WHAT IS BEING ASKED:
Transcribe exactly, and without pictures, only the lines from the one bearing "Give me a plain-text" through the final line of the data below.

Transcribed document page entries:
========

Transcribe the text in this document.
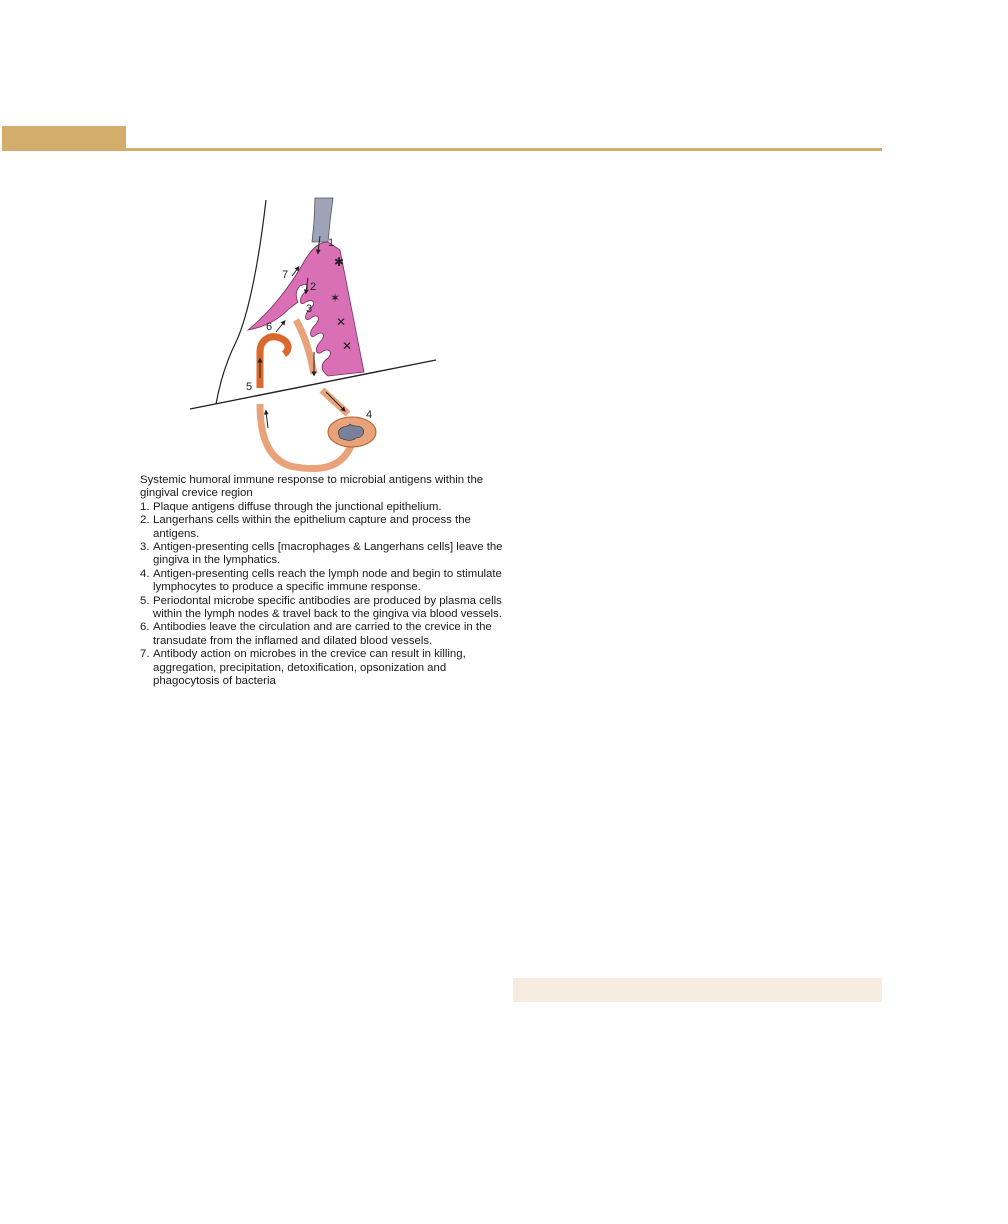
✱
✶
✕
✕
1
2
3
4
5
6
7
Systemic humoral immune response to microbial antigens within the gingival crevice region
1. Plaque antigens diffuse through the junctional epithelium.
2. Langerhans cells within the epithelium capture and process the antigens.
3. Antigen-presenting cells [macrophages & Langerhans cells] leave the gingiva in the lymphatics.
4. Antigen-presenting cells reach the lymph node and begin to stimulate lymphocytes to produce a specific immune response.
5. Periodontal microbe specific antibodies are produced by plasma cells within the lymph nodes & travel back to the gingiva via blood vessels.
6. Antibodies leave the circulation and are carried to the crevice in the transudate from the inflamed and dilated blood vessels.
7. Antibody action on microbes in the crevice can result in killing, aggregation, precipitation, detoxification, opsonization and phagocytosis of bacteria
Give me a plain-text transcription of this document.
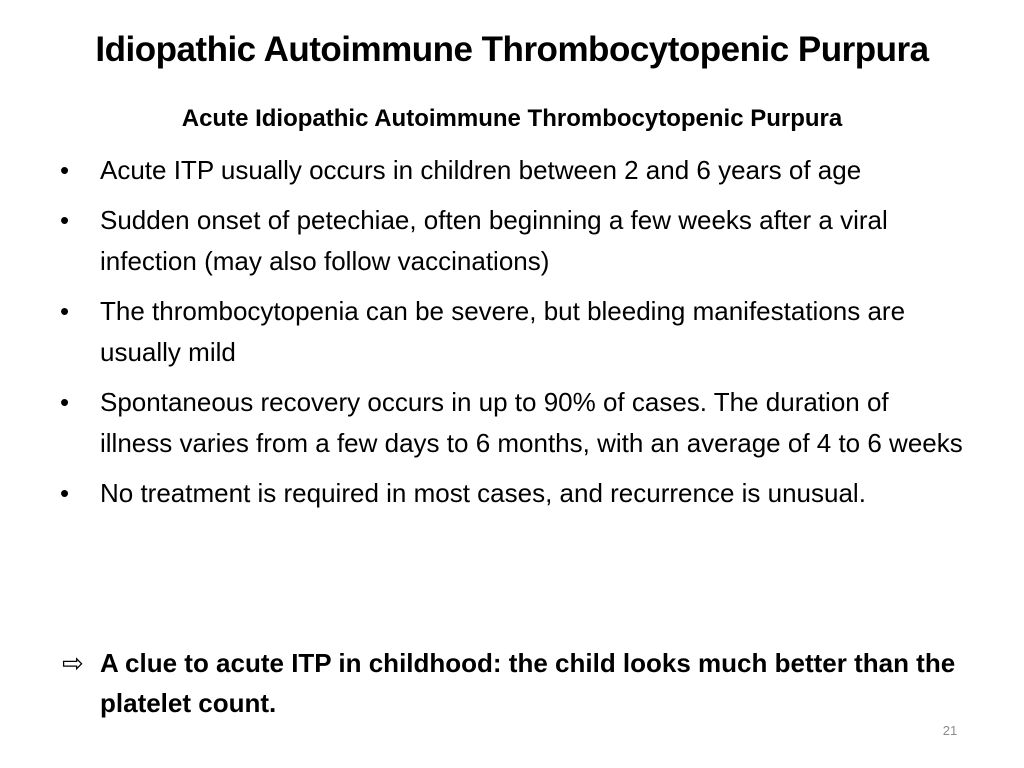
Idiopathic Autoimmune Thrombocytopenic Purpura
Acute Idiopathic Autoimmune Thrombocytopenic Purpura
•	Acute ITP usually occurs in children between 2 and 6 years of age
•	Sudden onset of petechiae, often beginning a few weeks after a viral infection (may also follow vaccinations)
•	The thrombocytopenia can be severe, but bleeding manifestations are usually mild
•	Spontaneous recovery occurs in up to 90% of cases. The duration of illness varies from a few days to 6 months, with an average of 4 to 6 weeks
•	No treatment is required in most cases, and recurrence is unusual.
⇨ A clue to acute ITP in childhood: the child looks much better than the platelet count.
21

========

SOLVED EXERCISE:
Give me a plain-text transcription of this document.
Idiopathic Autoimmune Thrombocytopenic Purpura
Acute Idiopathic Autoimmune Thrombocytopenic Purpura
•	Acute ITP usually occurs in children between 2 and 6 years of age
•	Sudden onset of petechiae, often beginning a few weeks after a viral infection (may also follow vaccinations)
•	The thrombocytopenia can be severe, but bleeding manifestations are usually mild
•	Spontaneous recovery occurs in up to 90% of cases. The duration of illness varies from a few days to 6 months, with an average of 4 to 6 weeks
•	No treatment is required in most cases, and recurrence is unusual.
⇨ A clue to acute ITP in childhood: the child looks much better than the platelet count.
21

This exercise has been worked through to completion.